[Given exercise]: Without the pictures, give the entries below again exactly as written.

[Extracted material]:
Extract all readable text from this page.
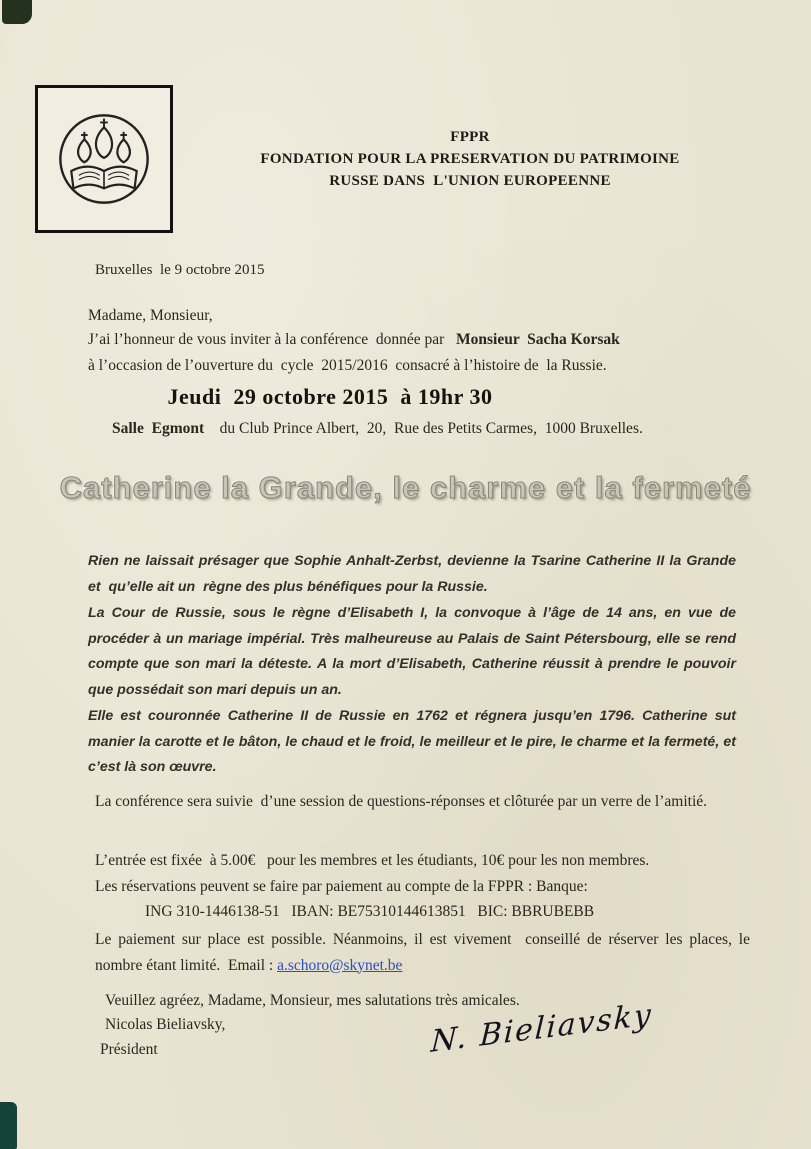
FPPR
FONDATION POUR LA PRESERVATION DU PATRIMOINE
RUSSE DANS  L'UNION EUROPEENNE
Bruxelles  le 9 octobre 2015
Madame, Monsieur,
J’ai l’honneur de vous inviter à la conférence  donnée par   Monsieur  Sacha Korsak
à l’occasion de l’ouverture du  cycle  2015/2016  consacré à l’histoire de  la Russie.
Jeudi  29 octobre 2015  à 19hr 30
Salle  Egmont    du Club Prince Albert,  20,  Rue des Petits Carmes,  1000 Bruxelles.
Catherine la Grande, le charme et la fermeté

Rien ne laissait présager que Sophie Anhalt-Zerbst, devienne la Tsarine Catherine II la Grande et  qu’elle ait un  règne des plus bénéfiques pour la Russie.

La Cour de Russie, sous le règne d’Elisabeth I, la convoque à l’âge de 14 ans, en vue de procéder à un mariage impérial. Très malheureuse au Palais de Saint Pétersbourg, elle se rend compte que son mari la déteste. A la mort d’Elisabeth, Catherine réussit à prendre le pouvoir que possédait son mari depuis un an.

Elle est couronnée Catherine II de Russie en 1762 et régnera jusqu’en 1796. Catherine sut manier la carotte et le bâton, le chaud et le froid, le meilleur et le pire, le charme et la fermeté, et c’est là son œuvre.

La conférence sera suivie  d’une session de questions-réponses et clôturée par un verre de l’amitié.
L’entrée est fixée  à 5.00€   pour les membres et les étudiants, 10€ pour les non membres.
Les réservations peuvent se faire par paiement au compte de la FPPR : Banque:
ING 310-1446138-51   IBAN: BE75310144613851   BIC: BBRUBEBB
Le paiement sur place est possible. Néanmoins, il est vivement  conseillé de réserver les places, le nombre étant limité.  Email : a.schoro@skynet.be
Veuillez agréez, Madame, Monsieur, mes salutations très amicales.
Nicolas Bieliavsky,
Président	N. Bieliavsky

[Result]:
Extract all readable text from this page.
FPPR
FONDATION POUR LA PRESERVATION DU PATRIMOINE
RUSSE DANS  L'UNION EUROPEENNE
Bruxelles  le 9 octobre 2015
Madame, Monsieur,
J’ai l’honneur de vous inviter à la conférence  donnée par   Monsieur  Sacha Korsak
à l’occasion de l’ouverture du  cycle  2015/2016  consacré à l’histoire de  la Russie.
Jeudi  29 octobre 2015  à 19hr 30
Salle  Egmont    du Club Prince Albert,  20,  Rue des Petits Carmes,  1000 Bruxelles.
Catherine la Grande, le charme et la fermeté

Rien ne laissait présager que Sophie Anhalt-Zerbst, devienne la Tsarine Catherine II la Grande et  qu’elle ait un  règne des plus bénéfiques pour la Russie.

La Cour de Russie, sous le règne d’Elisabeth I, la convoque à l’âge de 14 ans, en vue de procéder à un mariage impérial. Très malheureuse au Palais de Saint Pétersbourg, elle se rend compte que son mari la déteste. A la mort d’Elisabeth, Catherine réussit à prendre le pouvoir que possédait son mari depuis un an.

Elle est couronnée Catherine II de Russie en 1762 et régnera jusqu’en 1796. Catherine sut manier la carotte et le bâton, le chaud et le froid, le meilleur et le pire, le charme et la fermeté, et c’est là son œuvre.

La conférence sera suivie  d’une session de questions-réponses et clôturée par un verre de l’amitié.
L’entrée est fixée  à 5.00€   pour les membres et les étudiants, 10€ pour les non membres.
Les réservations peuvent se faire par paiement au compte de la FPPR : Banque:
ING 310-1446138-51   IBAN: BE75310144613851   BIC: BBRUBEBB
Le paiement sur place est possible. Néanmoins, il est vivement  conseillé de réserver les places, le nombre étant limité.  Email : a.schoro@skynet.be
Veuillez agréez, Madame, Monsieur, mes salutations très amicales.
Nicolas Bieliavsky,
Président	N. Bieliavsky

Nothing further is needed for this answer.